**Written exercise:**
Copy out each line of the material below that holds the string "Людмила".

++++++++++

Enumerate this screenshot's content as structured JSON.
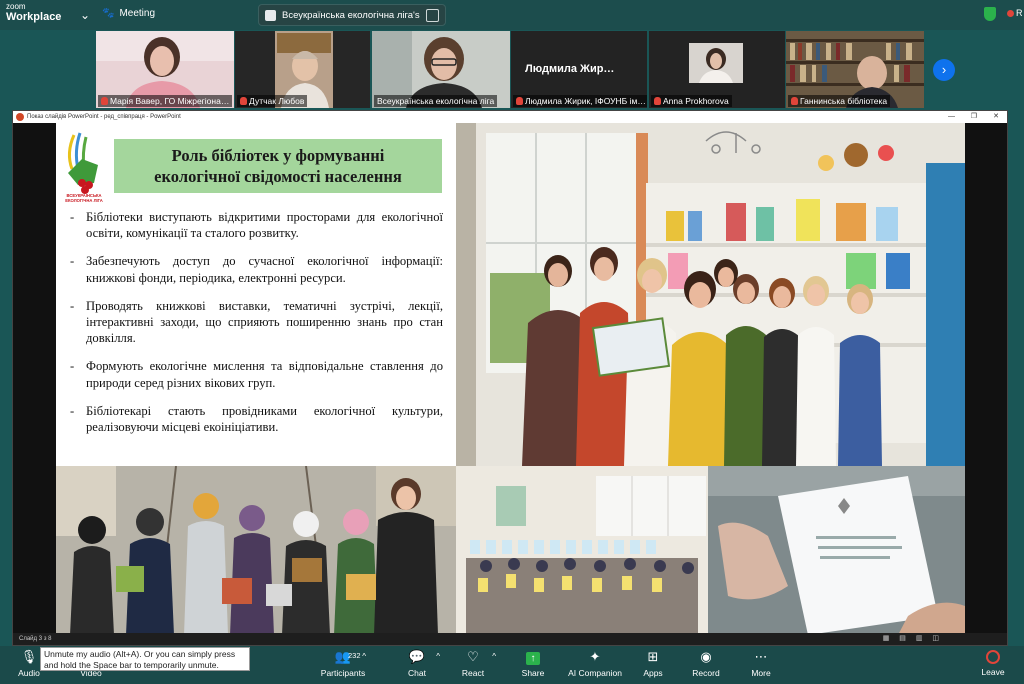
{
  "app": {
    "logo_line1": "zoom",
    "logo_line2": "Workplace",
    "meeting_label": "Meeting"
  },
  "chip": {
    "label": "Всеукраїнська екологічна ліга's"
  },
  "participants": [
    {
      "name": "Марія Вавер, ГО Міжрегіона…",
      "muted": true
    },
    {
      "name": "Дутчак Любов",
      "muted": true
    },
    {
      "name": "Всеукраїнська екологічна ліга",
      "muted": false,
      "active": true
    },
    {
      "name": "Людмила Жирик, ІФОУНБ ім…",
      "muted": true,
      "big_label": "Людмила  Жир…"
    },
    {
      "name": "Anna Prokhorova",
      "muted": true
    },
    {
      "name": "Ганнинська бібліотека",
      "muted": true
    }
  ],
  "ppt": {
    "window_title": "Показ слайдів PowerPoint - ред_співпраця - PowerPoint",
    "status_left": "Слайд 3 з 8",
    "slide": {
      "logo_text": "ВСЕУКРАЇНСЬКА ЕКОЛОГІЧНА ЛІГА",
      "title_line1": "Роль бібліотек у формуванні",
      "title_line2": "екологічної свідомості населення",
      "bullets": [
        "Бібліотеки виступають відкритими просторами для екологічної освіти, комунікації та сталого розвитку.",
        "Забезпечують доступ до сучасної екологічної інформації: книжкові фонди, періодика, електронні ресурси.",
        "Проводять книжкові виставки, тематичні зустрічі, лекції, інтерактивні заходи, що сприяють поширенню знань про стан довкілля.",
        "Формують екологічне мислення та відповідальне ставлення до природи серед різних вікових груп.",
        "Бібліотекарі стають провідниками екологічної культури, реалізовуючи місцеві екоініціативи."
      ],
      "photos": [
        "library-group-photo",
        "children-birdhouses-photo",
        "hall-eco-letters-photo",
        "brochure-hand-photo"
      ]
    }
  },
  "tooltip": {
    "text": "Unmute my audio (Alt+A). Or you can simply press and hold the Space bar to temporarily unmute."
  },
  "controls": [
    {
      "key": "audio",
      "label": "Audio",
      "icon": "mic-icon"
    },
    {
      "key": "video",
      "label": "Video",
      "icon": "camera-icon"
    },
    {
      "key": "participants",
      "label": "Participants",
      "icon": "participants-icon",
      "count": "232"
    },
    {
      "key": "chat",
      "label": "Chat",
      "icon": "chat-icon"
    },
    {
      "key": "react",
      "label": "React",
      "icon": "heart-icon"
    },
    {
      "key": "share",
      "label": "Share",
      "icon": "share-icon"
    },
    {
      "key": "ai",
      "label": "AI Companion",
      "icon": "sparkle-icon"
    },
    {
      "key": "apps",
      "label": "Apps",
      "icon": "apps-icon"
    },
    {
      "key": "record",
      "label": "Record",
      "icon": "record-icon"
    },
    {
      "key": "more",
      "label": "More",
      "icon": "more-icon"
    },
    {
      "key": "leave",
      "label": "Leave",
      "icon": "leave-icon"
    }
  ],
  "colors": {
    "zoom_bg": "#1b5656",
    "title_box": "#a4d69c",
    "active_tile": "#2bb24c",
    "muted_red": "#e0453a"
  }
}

++++++++++

**Written solution:**
      "name": "Людмила Жирик, ІФОУНБ ім…",
      "big_label": "Людмила  Жир…"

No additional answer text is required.